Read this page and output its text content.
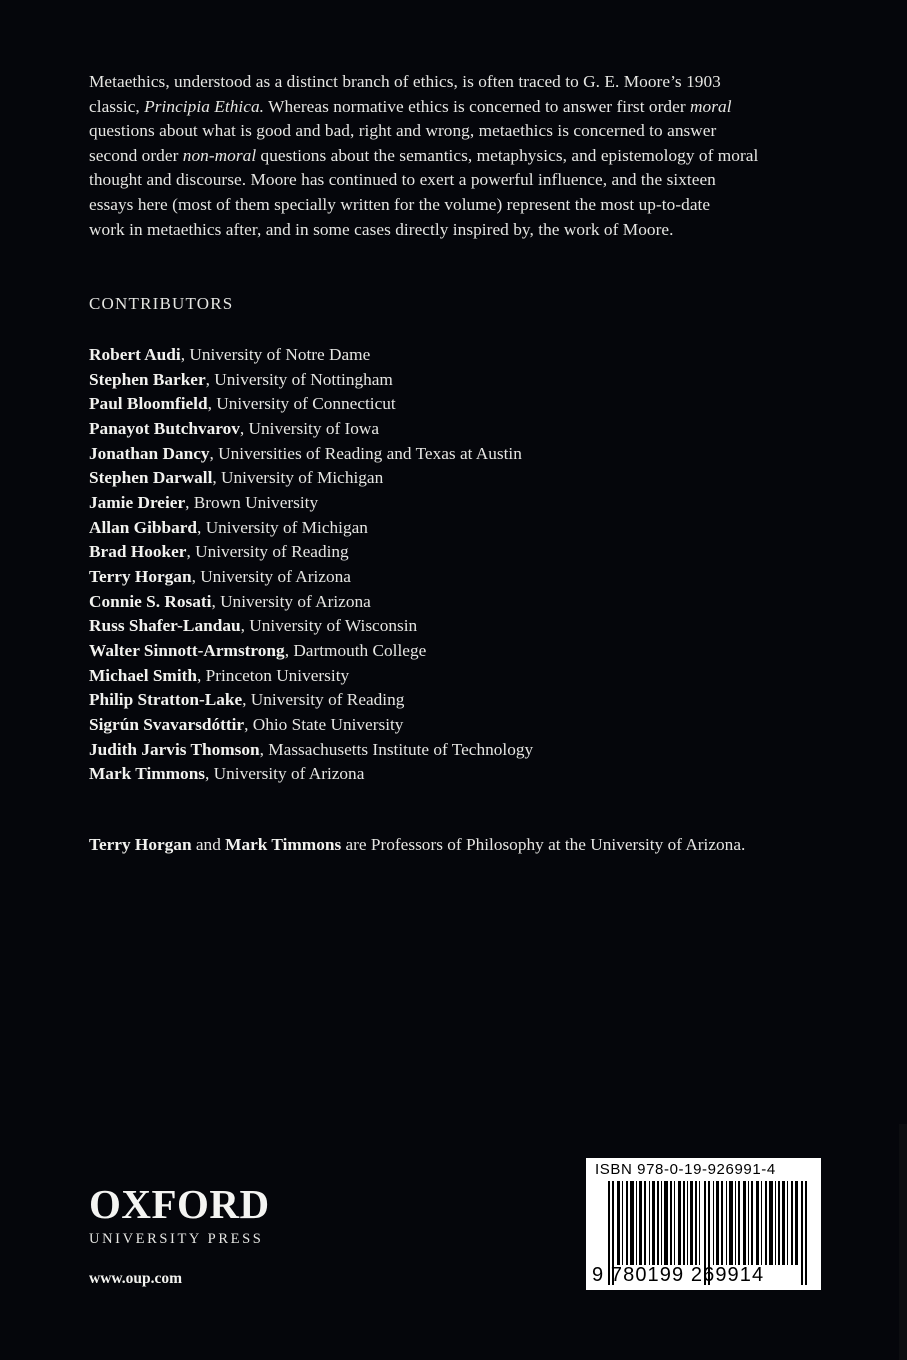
Metaethics, understood as a distinct branch of ethics, is often traced to G. E. Moore’s 1903
classic, Principia Ethica. Whereas normative ethics is concerned to answer first order moral
questions about what is good and bad, right and wrong, metaethics is concerned to answer
second order non-moral questions about the semantics, metaphysics, and epistemology of moral
thought and discourse. Moore has continued to exert a powerful influence, and the sixteen
essays here (most of them specially written for the volume) represent the most up-to-date
work in metaethics after, and in some cases directly inspired by, the work of Moore.
CONTRIBUTORS
Robert Audi, University of Notre Dame
Stephen Barker, University of Nottingham
Paul Bloomfield, University of Connecticut
Panayot Butchvarov, University of Iowa
Jonathan Dancy, Universities of Reading and Texas at Austin
Stephen Darwall, University of Michigan
Jamie Dreier, Brown University
Allan Gibbard, University of Michigan
Brad Hooker, University of Reading
Terry Horgan, University of Arizona
Connie S. Rosati, University of Arizona
Russ Shafer-Landau, University of Wisconsin
Walter Sinnott-Armstrong, Dartmouth College
Michael Smith, Princeton University
Philip Stratton-Lake, University of Reading
Sigrún Svavarsdóttir, Ohio State University
Judith Jarvis Thomson, Massachusetts Institute of Technology
Mark Timmons, University of Arizona
Terry Horgan and Mark Timmons are Professors of Philosophy at the University of Arizona.
OXFORD
UNIVERSITY PRESS
www.oup.com
ISBN 978-0-19-926991-4
9 780199 269914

================================

> **TASK BRIEF**
Leave out the pictures and restate everything else word for word.

> **EXERCISE ANSWER**
Read this page and output its text content.
Metaethics, understood as a distinct branch of ethics, is often traced to G. E. Moore’s 1903
classic, Principia Ethica. Whereas normative ethics is concerned to answer first order moral
questions about what is good and bad, right and wrong, metaethics is concerned to answer
second order non-moral questions about the semantics, metaphysics, and epistemology of moral
thought and discourse. Moore has continued to exert a powerful influence, and the sixteen
essays here (most of them specially written for the volume) represent the most up-to-date
work in metaethics after, and in some cases directly inspired by, the work of Moore.
CONTRIBUTORS
Robert Audi, University of Notre Dame
Stephen Barker, University of Nottingham
Paul Bloomfield, University of Connecticut
Panayot Butchvarov, University of Iowa
Jonathan Dancy, Universities of Reading and Texas at Austin
Stephen Darwall, University of Michigan
Jamie Dreier, Brown University
Allan Gibbard, University of Michigan
Brad Hooker, University of Reading
Terry Horgan, University of Arizona
Connie S. Rosati, University of Arizona
Russ Shafer-Landau, University of Wisconsin
Walter Sinnott-Armstrong, Dartmouth College
Michael Smith, Princeton University
Philip Stratton-Lake, University of Reading
Sigrún Svavarsdóttir, Ohio State University
Judith Jarvis Thomson, Massachusetts Institute of Technology
Mark Timmons, University of Arizona
Terry Horgan and Mark Timmons are Professors of Philosophy at the University of Arizona.
OXFORD
UNIVERSITY PRESS
www.oup.com
ISBN 978-0-19-926991-4
9 780199 269914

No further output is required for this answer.